◆ The exercise: Work out how many lines of the records hold the string "Output", and reply with that number alone.

◆ Extracted information:

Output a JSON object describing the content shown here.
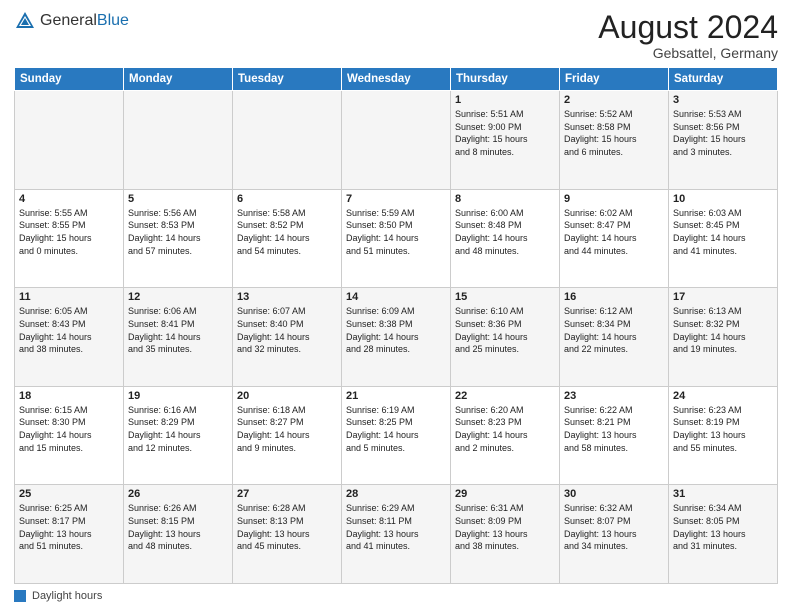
{
  "header": {
    "logo_general": "General",
    "logo_blue": "Blue",
    "month_year": "August 2024",
    "location": "Gebsattel, Germany"
  },
  "footer": {
    "label": "Daylight hours"
  },
  "days_of_week": [
    "Sunday",
    "Monday",
    "Tuesday",
    "Wednesday",
    "Thursday",
    "Friday",
    "Saturday"
  ],
  "weeks": [
    [
      {
        "day": "",
        "info": ""
      },
      {
        "day": "",
        "info": ""
      },
      {
        "day": "",
        "info": ""
      },
      {
        "day": "",
        "info": ""
      },
      {
        "day": "1",
        "info": "Sunrise: 5:51 AM\nSunset: 9:00 PM\nDaylight: 15 hours\nand 8 minutes."
      },
      {
        "day": "2",
        "info": "Sunrise: 5:52 AM\nSunset: 8:58 PM\nDaylight: 15 hours\nand 6 minutes."
      },
      {
        "day": "3",
        "info": "Sunrise: 5:53 AM\nSunset: 8:56 PM\nDaylight: 15 hours\nand 3 minutes."
      }
    ],
    [
      {
        "day": "4",
        "info": "Sunrise: 5:55 AM\nSunset: 8:55 PM\nDaylight: 15 hours\nand 0 minutes."
      },
      {
        "day": "5",
        "info": "Sunrise: 5:56 AM\nSunset: 8:53 PM\nDaylight: 14 hours\nand 57 minutes."
      },
      {
        "day": "6",
        "info": "Sunrise: 5:58 AM\nSunset: 8:52 PM\nDaylight: 14 hours\nand 54 minutes."
      },
      {
        "day": "7",
        "info": "Sunrise: 5:59 AM\nSunset: 8:50 PM\nDaylight: 14 hours\nand 51 minutes."
      },
      {
        "day": "8",
        "info": "Sunrise: 6:00 AM\nSunset: 8:48 PM\nDaylight: 14 hours\nand 48 minutes."
      },
      {
        "day": "9",
        "info": "Sunrise: 6:02 AM\nSunset: 8:47 PM\nDaylight: 14 hours\nand 44 minutes."
      },
      {
        "day": "10",
        "info": "Sunrise: 6:03 AM\nSunset: 8:45 PM\nDaylight: 14 hours\nand 41 minutes."
      }
    ],
    [
      {
        "day": "11",
        "info": "Sunrise: 6:05 AM\nSunset: 8:43 PM\nDaylight: 14 hours\nand 38 minutes."
      },
      {
        "day": "12",
        "info": "Sunrise: 6:06 AM\nSunset: 8:41 PM\nDaylight: 14 hours\nand 35 minutes."
      },
      {
        "day": "13",
        "info": "Sunrise: 6:07 AM\nSunset: 8:40 PM\nDaylight: 14 hours\nand 32 minutes."
      },
      {
        "day": "14",
        "info": "Sunrise: 6:09 AM\nSunset: 8:38 PM\nDaylight: 14 hours\nand 28 minutes."
      },
      {
        "day": "15",
        "info": "Sunrise: 6:10 AM\nSunset: 8:36 PM\nDaylight: 14 hours\nand 25 minutes."
      },
      {
        "day": "16",
        "info": "Sunrise: 6:12 AM\nSunset: 8:34 PM\nDaylight: 14 hours\nand 22 minutes."
      },
      {
        "day": "17",
        "info": "Sunrise: 6:13 AM\nSunset: 8:32 PM\nDaylight: 14 hours\nand 19 minutes."
      }
    ],
    [
      {
        "day": "18",
        "info": "Sunrise: 6:15 AM\nSunset: 8:30 PM\nDaylight: 14 hours\nand 15 minutes."
      },
      {
        "day": "19",
        "info": "Sunrise: 6:16 AM\nSunset: 8:29 PM\nDaylight: 14 hours\nand 12 minutes."
      },
      {
        "day": "20",
        "info": "Sunrise: 6:18 AM\nSunset: 8:27 PM\nDaylight: 14 hours\nand 9 minutes."
      },
      {
        "day": "21",
        "info": "Sunrise: 6:19 AM\nSunset: 8:25 PM\nDaylight: 14 hours\nand 5 minutes."
      },
      {
        "day": "22",
        "info": "Sunrise: 6:20 AM\nSunset: 8:23 PM\nDaylight: 14 hours\nand 2 minutes."
      },
      {
        "day": "23",
        "info": "Sunrise: 6:22 AM\nSunset: 8:21 PM\nDaylight: 13 hours\nand 58 minutes."
      },
      {
        "day": "24",
        "info": "Sunrise: 6:23 AM\nSunset: 8:19 PM\nDaylight: 13 hours\nand 55 minutes."
      }
    ],
    [
      {
        "day": "25",
        "info": "Sunrise: 6:25 AM\nSunset: 8:17 PM\nDaylight: 13 hours\nand 51 minutes."
      },
      {
        "day": "26",
        "info": "Sunrise: 6:26 AM\nSunset: 8:15 PM\nDaylight: 13 hours\nand 48 minutes."
      },
      {
        "day": "27",
        "info": "Sunrise: 6:28 AM\nSunset: 8:13 PM\nDaylight: 13 hours\nand 45 minutes."
      },
      {
        "day": "28",
        "info": "Sunrise: 6:29 AM\nSunset: 8:11 PM\nDaylight: 13 hours\nand 41 minutes."
      },
      {
        "day": "29",
        "info": "Sunrise: 6:31 AM\nSunset: 8:09 PM\nDaylight: 13 hours\nand 38 minutes."
      },
      {
        "day": "30",
        "info": "Sunrise: 6:32 AM\nSunset: 8:07 PM\nDaylight: 13 hours\nand 34 minutes."
      },
      {
        "day": "31",
        "info": "Sunrise: 6:34 AM\nSunset: 8:05 PM\nDaylight: 13 hours\nand 31 minutes."
      }
    ]
  ]
}
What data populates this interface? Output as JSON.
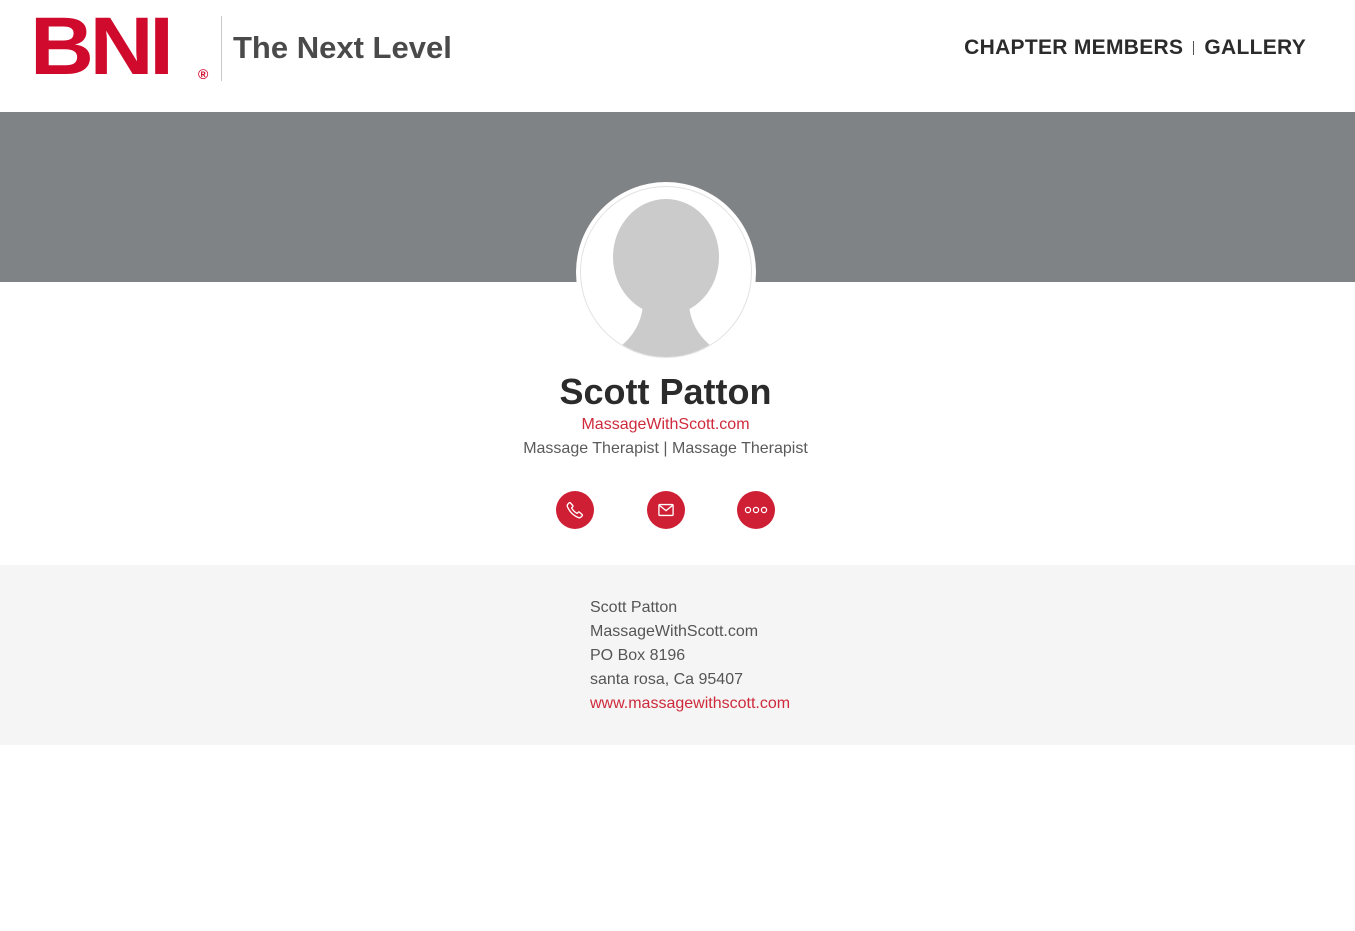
{
  "header": {
    "logo_text": "BNI",
    "logo_registered": "®",
    "chapter_name": "The Next Level",
    "nav": {
      "chapter_members": "CHAPTER MEMBERS",
      "gallery": "GALLERY"
    }
  },
  "profile": {
    "name": "Scott Patton",
    "company": "MassageWithScott.com",
    "profession": "Massage Therapist | Massage Therapist",
    "actions": [
      {
        "name": "phone-icon",
        "label": "Phone"
      },
      {
        "name": "email-icon",
        "label": "Email"
      },
      {
        "name": "more-icon",
        "label": "More"
      }
    ]
  },
  "address": {
    "name": "Scott Patton",
    "company": "MassageWithScott.com",
    "line1": "PO Box 8196",
    "city_state_zip": "santa rosa, Ca 95407",
    "website": "www.massagewithscott.com"
  },
  "colors": {
    "brand_red": "#cf0a2c",
    "banner_gray": "#808386",
    "address_bg": "#f4f5f4"
  }
}
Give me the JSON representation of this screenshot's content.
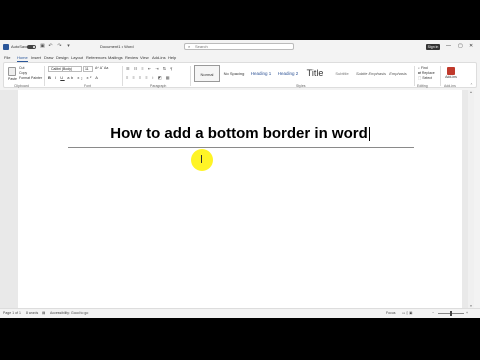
{
  "titlebar": {
    "autosave_label": "AutoSave",
    "toggle_state": "Off",
    "document_title": "Document1 • Word",
    "search_placeholder": "Search",
    "signin_label": "Sign in",
    "minimize": "—",
    "maximize": "▢",
    "close": "✕"
  },
  "tabs": [
    "File",
    "Home",
    "Insert",
    "Draw",
    "Design",
    "Layout",
    "References",
    "Mailings",
    "Review",
    "View",
    "Add-ins",
    "Help"
  ],
  "ribbon": {
    "clipboard": {
      "paste": "Paste",
      "cut": "Cut",
      "copy": "Copy",
      "format_painter": "Format Painter",
      "label": "Clipboard"
    },
    "font": {
      "family": "Calibri (Body)",
      "size": "11",
      "label": "Font"
    },
    "paragraph": {
      "label": "Paragraph"
    },
    "styles": {
      "items": [
        "Normal",
        "No Spacing",
        "Heading 1",
        "Heading 2",
        "Title",
        "Subtitle",
        "Subtle Emphasis",
        "Emphasis"
      ],
      "label": "Styles"
    },
    "editing": {
      "find": "Find",
      "replace": "Replace",
      "select": "Select",
      "label": "Editing"
    },
    "addins": {
      "label": "Add-ins",
      "group_label": "Add-ins"
    }
  },
  "document": {
    "heading": "How to add a bottom border in word"
  },
  "statusbar": {
    "page": "Page 1 of 1",
    "words": "8 words",
    "accessibility": "Accessibility: Good to go",
    "focus": "Focus"
  }
}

◆ Answer to the exercise: 2